What is expected: The answer should be a single number: how many lines of the entries below hold the word "document".

──────── Listed entries ────────

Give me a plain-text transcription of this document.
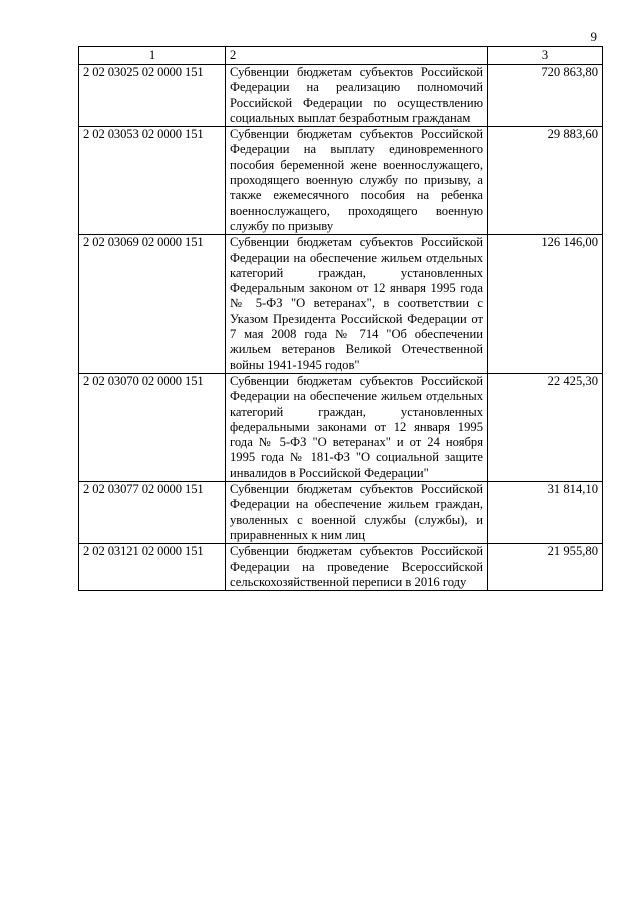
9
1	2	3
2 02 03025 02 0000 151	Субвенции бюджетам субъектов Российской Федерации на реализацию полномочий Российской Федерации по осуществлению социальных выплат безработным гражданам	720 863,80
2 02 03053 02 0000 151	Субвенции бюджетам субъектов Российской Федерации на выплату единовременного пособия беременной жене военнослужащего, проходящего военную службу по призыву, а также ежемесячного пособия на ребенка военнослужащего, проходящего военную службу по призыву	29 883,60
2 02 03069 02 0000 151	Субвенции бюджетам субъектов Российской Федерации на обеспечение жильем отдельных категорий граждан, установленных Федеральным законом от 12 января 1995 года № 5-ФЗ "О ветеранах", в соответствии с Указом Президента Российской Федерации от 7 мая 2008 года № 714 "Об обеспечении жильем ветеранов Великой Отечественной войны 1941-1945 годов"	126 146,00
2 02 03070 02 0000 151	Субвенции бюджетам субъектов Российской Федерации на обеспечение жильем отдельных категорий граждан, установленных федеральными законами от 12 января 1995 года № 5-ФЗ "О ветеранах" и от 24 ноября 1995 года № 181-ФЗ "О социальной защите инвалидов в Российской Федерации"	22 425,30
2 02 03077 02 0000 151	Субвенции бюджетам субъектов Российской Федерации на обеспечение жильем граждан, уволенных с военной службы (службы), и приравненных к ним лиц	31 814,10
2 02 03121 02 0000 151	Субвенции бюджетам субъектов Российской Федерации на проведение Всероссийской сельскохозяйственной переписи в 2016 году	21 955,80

────────
──────── Listed entries ────────

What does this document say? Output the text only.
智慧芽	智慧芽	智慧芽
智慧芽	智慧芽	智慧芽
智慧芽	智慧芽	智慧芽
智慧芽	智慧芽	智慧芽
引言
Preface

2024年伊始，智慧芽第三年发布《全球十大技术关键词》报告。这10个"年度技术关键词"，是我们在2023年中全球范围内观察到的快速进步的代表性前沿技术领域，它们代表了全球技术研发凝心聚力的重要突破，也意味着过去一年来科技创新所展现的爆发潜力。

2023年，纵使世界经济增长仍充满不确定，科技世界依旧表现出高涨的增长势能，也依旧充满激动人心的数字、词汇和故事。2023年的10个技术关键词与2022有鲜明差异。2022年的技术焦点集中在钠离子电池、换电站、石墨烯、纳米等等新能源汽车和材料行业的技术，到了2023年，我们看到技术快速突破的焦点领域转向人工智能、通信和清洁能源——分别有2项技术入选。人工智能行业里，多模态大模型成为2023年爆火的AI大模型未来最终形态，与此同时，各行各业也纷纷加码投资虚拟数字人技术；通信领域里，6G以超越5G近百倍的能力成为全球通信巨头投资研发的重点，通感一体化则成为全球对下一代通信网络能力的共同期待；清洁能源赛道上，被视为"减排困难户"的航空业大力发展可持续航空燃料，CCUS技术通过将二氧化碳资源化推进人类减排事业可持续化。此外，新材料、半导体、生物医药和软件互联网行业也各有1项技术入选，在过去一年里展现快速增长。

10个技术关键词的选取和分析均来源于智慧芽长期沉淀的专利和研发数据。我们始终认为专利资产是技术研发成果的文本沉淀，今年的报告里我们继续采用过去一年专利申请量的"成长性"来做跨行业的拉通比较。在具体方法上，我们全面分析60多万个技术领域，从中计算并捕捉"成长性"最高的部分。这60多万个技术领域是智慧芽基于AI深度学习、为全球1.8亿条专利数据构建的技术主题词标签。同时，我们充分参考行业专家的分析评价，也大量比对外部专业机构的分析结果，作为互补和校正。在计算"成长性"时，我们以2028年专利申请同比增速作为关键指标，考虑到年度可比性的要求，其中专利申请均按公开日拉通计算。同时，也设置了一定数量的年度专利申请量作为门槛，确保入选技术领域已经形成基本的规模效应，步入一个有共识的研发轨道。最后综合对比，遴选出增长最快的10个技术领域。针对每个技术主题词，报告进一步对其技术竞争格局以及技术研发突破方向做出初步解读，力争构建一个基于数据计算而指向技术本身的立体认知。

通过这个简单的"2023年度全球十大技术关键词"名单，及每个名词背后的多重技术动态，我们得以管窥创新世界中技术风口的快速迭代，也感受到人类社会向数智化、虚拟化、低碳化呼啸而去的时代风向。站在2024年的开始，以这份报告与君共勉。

────────

Task answer: 2